* What this task involves *
Copy all the entries below exactly, but not the pictures.

* Input records *
____
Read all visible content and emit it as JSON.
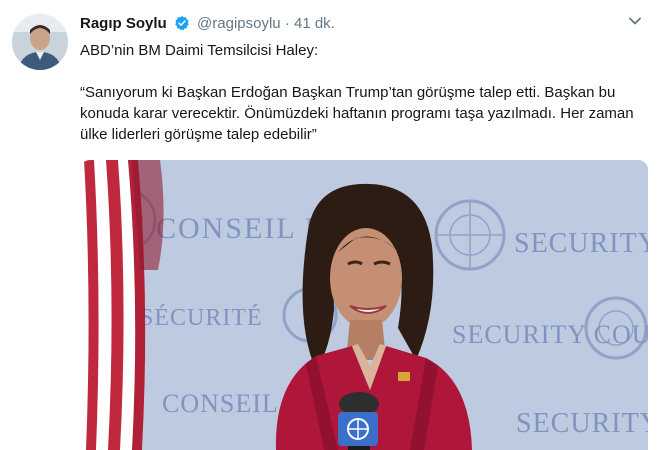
{
  "tweet": {
    "author_name": "Ragıp Soylu",
    "handle": "@ragipsoylu",
    "separator": "·",
    "time": "41 dk.",
    "line1": "ABD’nin BM Daimi Temsilcisi Haley:",
    "quote": "“Sanıyorum ki Başkan Erdoğan Başkan Trump’tan görüşme talep etti. Başkan bu konuda karar verecektir. Önümüzdeki haftanın programı taşa yazılmadı. Her zaman ülke liderleri görüşme talep edebilir”"
  },
  "media": {
    "wall_text_1": "CONSEIL DE",
    "wall_text_2": "SECURITY",
    "wall_text_3": "SÉCURITÉ",
    "wall_text_4": "SECURITY COUNCIL",
    "wall_text_5": "CONSEIL",
    "wall_text_6": "SECURITY"
  },
  "colors": {
    "verified": "#1da1f2",
    "wall": "#b9c6de",
    "jacket": "#b0163a"
  }
}
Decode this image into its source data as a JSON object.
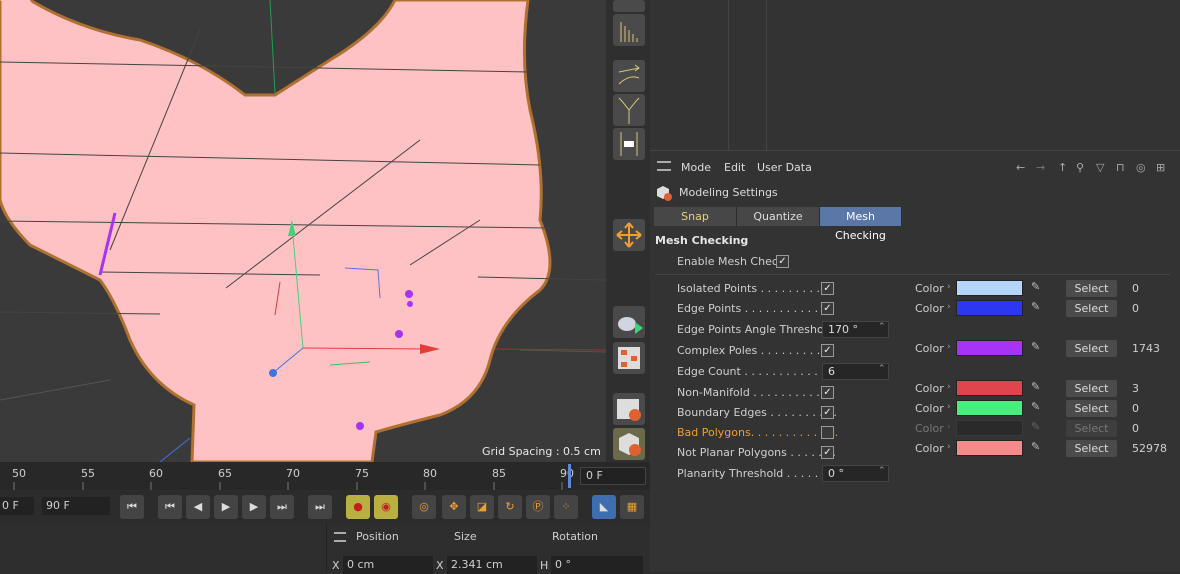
{
  "viewport": {
    "grid_spacing": "Grid Spacing : 0.5 cm"
  },
  "timeline": {
    "ticks": [
      "50",
      "55",
      "60",
      "65",
      "70",
      "75",
      "80",
      "85",
      "90"
    ],
    "current_frame": "0 F"
  },
  "transport": {
    "start_field": "0 F",
    "end_field": "90 F"
  },
  "coords": {
    "position_label": "Position",
    "size_label": "Size",
    "rotation_label": "Rotation",
    "x_label": "X",
    "x_value": "0 cm",
    "sx_label": "X",
    "sx_value": "2.341 cm",
    "h_label": "H",
    "h_value": "0 °"
  },
  "attributes": {
    "menu": [
      "Mode",
      "Edit",
      "User Data"
    ],
    "title": "Modeling Settings",
    "tabs": [
      "Snap",
      "Quantize",
      "Mesh Checking"
    ],
    "section": "Mesh Checking",
    "enable_label": "Enable Mesh Check",
    "enable_checked": true,
    "rows": [
      {
        "label": "Isolated Points . . . . . . . . . . .",
        "checked": true,
        "color": "#b5d6f8",
        "count": "0",
        "select": "Select",
        "color_label": "Color"
      },
      {
        "label": "Edge Points . . . . . . . . . . . . .",
        "checked": true,
        "color": "#2d36f0",
        "count": "0",
        "select": "Select",
        "color_label": "Color"
      },
      {
        "label": "Edge Points Angle Threshold",
        "value": "170 °"
      },
      {
        "label": "Complex Poles . . . . . . . . . . .",
        "checked": true,
        "color": "#a633f5",
        "count": "1743",
        "select": "Select",
        "color_label": "Color"
      },
      {
        "label": "Edge Count . . . . . . . . . . . . .",
        "value": "6"
      },
      {
        "label": "Non-Manifold . . . . . . . . . . . .",
        "checked": true,
        "color": "#e0444c",
        "count": "3",
        "select": "Select",
        "color_label": "Color"
      },
      {
        "label": "Boundary Edges . . . . . . . . . .",
        "checked": true,
        "color": "#47ef7e",
        "count": "0",
        "select": "Select",
        "color_label": "Color"
      },
      {
        "label": "Bad Polygons. . . . . . . . . . . . .",
        "checked": false,
        "color": "#2a2a2a",
        "count": "0",
        "select": "Select",
        "color_label": "Color"
      },
      {
        "label": "Not Planar Polygons . . . . . . .",
        "checked": true,
        "color": "#f48a8a",
        "count": "52978",
        "select": "Select",
        "color_label": "Color"
      },
      {
        "label": "Planarity Threshold . . . . . . . .",
        "value": "0 °"
      }
    ]
  }
}
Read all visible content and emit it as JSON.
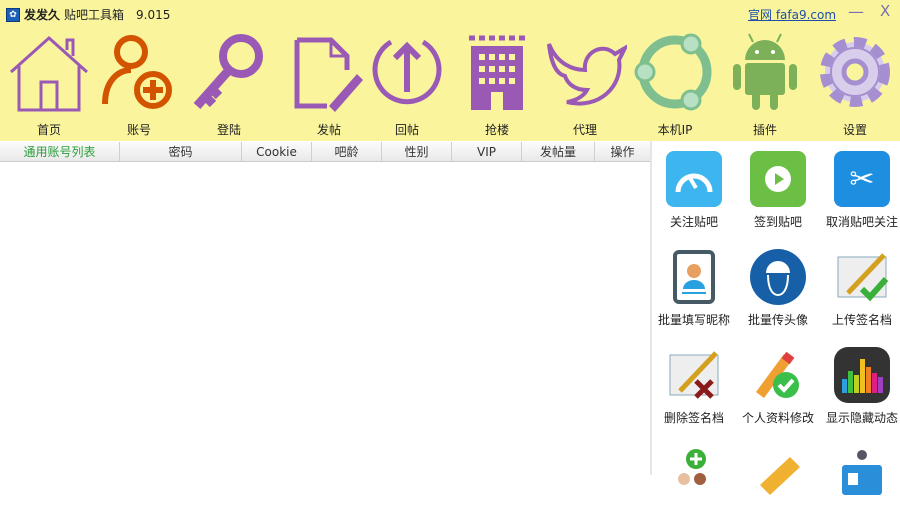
{
  "window": {
    "app_name": "发发久",
    "app_subtitle": "贴吧工具箱",
    "version": "9.015",
    "site_link": "官网 fafa9.com",
    "minimize": "—",
    "close": "X"
  },
  "toolbar": [
    {
      "label": "首页",
      "icon": "home-icon"
    },
    {
      "label": "账号",
      "icon": "add-user-icon"
    },
    {
      "label": "登陆",
      "icon": "key-icon"
    },
    {
      "label": "发帖",
      "icon": "edit-document-icon"
    },
    {
      "label": "回帖",
      "icon": "upload-circle-icon"
    },
    {
      "label": "抢楼",
      "icon": "building-icon"
    },
    {
      "label": "代理",
      "icon": "bird-icon"
    },
    {
      "label": "本机IP",
      "icon": "network-ring-icon"
    },
    {
      "label": "插件",
      "icon": "android-icon"
    },
    {
      "label": "设置",
      "icon": "gear-icon"
    }
  ],
  "table": {
    "columns": [
      "通用账号列表",
      "密码",
      "Cookie",
      "吧龄",
      "性别",
      "VIP",
      "发帖量",
      "操作"
    ],
    "rows": []
  },
  "tools": [
    {
      "label": "关注贴吧",
      "icon": "speedometer-icon"
    },
    {
      "label": "签到贴吧",
      "icon": "play-icon"
    },
    {
      "label": "取消贴吧关注",
      "icon": "scissors-icon"
    },
    {
      "label": "批量填写昵称",
      "icon": "id-badge-icon"
    },
    {
      "label": "批量传头像",
      "icon": "helmet-head-icon"
    },
    {
      "label": "上传签名档",
      "icon": "signature-upload-icon"
    },
    {
      "label": "删除签名档",
      "icon": "signature-delete-icon"
    },
    {
      "label": "个人资料修改",
      "icon": "pencil-check-icon"
    },
    {
      "label": "显示隐藏动态",
      "icon": "equalizer-icon"
    },
    {
      "label": "",
      "icon": "add-users-icon"
    },
    {
      "label": "",
      "icon": "ticket-icon"
    },
    {
      "label": "",
      "icon": "id-card-icon"
    }
  ]
}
____
* Solution for this problem *
Read all visible content and emit it as JSON.
{
  "tweet": {
    "author_name": "Ragıp Soylu",
    "handle": "@ragipsoylu",
    "separator": "·",
    "time": "41 dk.",
    "line1": "ABD’nin BM Daimi Temsilcisi Haley:",
    "quote": "“Sanıyorum ki Başkan Erdoğan Başkan Trump’tan görüşme talep etti. Başkan bu konuda karar verecektir. Önümüzdeki haftanın programı taşa yazılmadı. Her zaman ülke liderleri görüşme talep edebilir”"
  },
  "media": {
    "wall_text_1": "CONSEIL DE",
    "wall_text_2": "SECURITY",
    "wall_text_3": "SÉCURITÉ",
    "wall_text_4": "SECURITY COUNCIL",
    "wall_text_5": "CONSEIL",
    "wall_text_6": "SECURITY"
  },
  "colors": {
    "verified": "#1da1f2",
    "wall": "#b9c6de",
    "jacket": "#b0163a"
  }
}
Decode this image into its source data as a JSON object.
{
  "viewport": {
    "grid_spacing": "Grid Spacing : 0.5 cm"
  },
  "timeline": {
    "ticks": [
      "50",
      "55",
      "60",
      "65",
      "70",
      "75",
      "80",
      "85",
      "90"
    ],
    "current_frame": "0 F"
  },
  "transport": {
    "start_field": "0 F",
    "end_field": "90 F"
  },
  "coords": {
    "position_label": "Position",
    "size_label": "Size",
    "rotation_label": "Rotation",
    "x_label": "X",
    "x_value": "0 cm",
    "sx_label": "X",
    "sx_value": "2.341 cm",
    "h_label": "H",
    "h_value": "0 °"
  },
  "attributes": {
    "menu": [
      "Mode",
      "Edit",
      "User Data"
    ],
    "title": "Modeling Settings",
    "tabs": [
      "Snap",
      "Quantize",
      "Mesh Checking"
    ],
    "section": "Mesh Checking",
    "enable_label": "Enable Mesh Check",
    "enable_checked": true,
    "rows": [
      {
        "label": "Isolated Points . . . . . . . . . . .",
        "checked": true,
        "color": "#b5d6f8",
        "count": "0",
        "select": "Select",
        "color_label": "Color"
      },
      {
        "label": "Edge Points . . . . . . . . . . . . .",
        "checked": true,
        "color": "#2d36f0",
        "count": "0",
        "select": "Select",
        "color_label": "Color"
      },
      {
        "label": "Edge Points Angle Threshold",
        "value": "170 °"
      },
      {
        "label": "Complex Poles . . . . . . . . . . .",
        "checked": true,
        "color": "#a633f5",
        "count": "1743",
        "select": "Select",
        "color_label": "Color"
      },
      {
        "label": "Edge Count . . . . . . . . . . . . .",
        "value": "6"
      },
      {
        "label": "Non-Manifold . . . . . . . . . . . .",
        "checked": true,
        "color": "#e0444c",
        "count": "3",
        "select": "Select",
        "color_label": "Color"
      },
      {
        "label": "Boundary Edges . . . . . . . . . .",
        "checked": true,
        "color": "#47ef7e",
        "count": "0",
        "select": "Select",
        "color_label": "Color"
      },
      {
        "label": "Bad Polygons. . . . . . . . . . . . .",
        "checked": false,
        "color": "#2a2a2a",
        "count": "0",
        "select": "Select",
        "color_label": "Color"
      },
      {
        "label": "Not Planar Polygons . . . . . . .",
        "checked": true,
        "color": "#f48a8a",
        "count": "52978",
        "select": "Select",
        "color_label": "Color"
      },
      {
        "label": "Planarity Threshold . . . . . . . .",
        "value": "0 °"
      }
    ]
  }
}
Read all visible content and emit it as JSON.
{
  "window": {
    "app_name": "发发久",
    "app_subtitle": "贴吧工具箱",
    "version": "9.015",
    "site_link": "官网 fafa9.com",
    "minimize": "—",
    "close": "X"
  },
  "toolbar": [
    {
      "label": "首页",
      "icon": "home-icon"
    },
    {
      "label": "账号",
      "icon": "add-user-icon"
    },
    {
      "label": "登陆",
      "icon": "key-icon"
    },
    {
      "label": "发帖",
      "icon": "edit-document-icon"
    },
    {
      "label": "回帖",
      "icon": "upload-circle-icon"
    },
    {
      "label": "抢楼",
      "icon": "building-icon"
    },
    {
      "label": "代理",
      "icon": "bird-icon"
    },
    {
      "label": "本机IP",
      "icon": "network-ring-icon"
    },
    {
      "label": "插件",
      "icon": "android-icon"
    },
    {
      "label": "设置",
      "icon": "gear-icon"
    }
  ],
  "table": {
    "columns": [
      "通用账号列表",
      "密码",
      "Cookie",
      "吧龄",
      "性别",
      "VIP",
      "发帖量",
      "操作"
    ],
    "rows": []
  },
  "tools": [
    {
      "label": "关注贴吧",
      "icon": "speedometer-icon"
    },
    {
      "label": "签到贴吧",
      "icon": "play-icon"
    },
    {
      "label": "取消贴吧关注",
      "icon": "scissors-icon"
    },
    {
      "label": "批量填写昵称",
      "icon": "id-badge-icon"
    },
    {
      "label": "批量传头像",
      "icon": "helmet-head-icon"
    },
    {
      "label": "上传签名档",
      "icon": "signature-upload-icon"
    },
    {
      "label": "删除签名档",
      "icon": "signature-delete-icon"
    },
    {
      "label": "个人资料修改",
      "icon": "pencil-check-icon"
    },
    {
      "label": "显示隐藏动态",
      "icon": "equalizer-icon"
    },
    {
      "label": "",
      "icon": "add-users-icon"
    },
    {
      "label": "",
      "icon": "ticket-icon"
    },
    {
      "label": "",
      "icon": "id-card-icon"
    }
  ]
}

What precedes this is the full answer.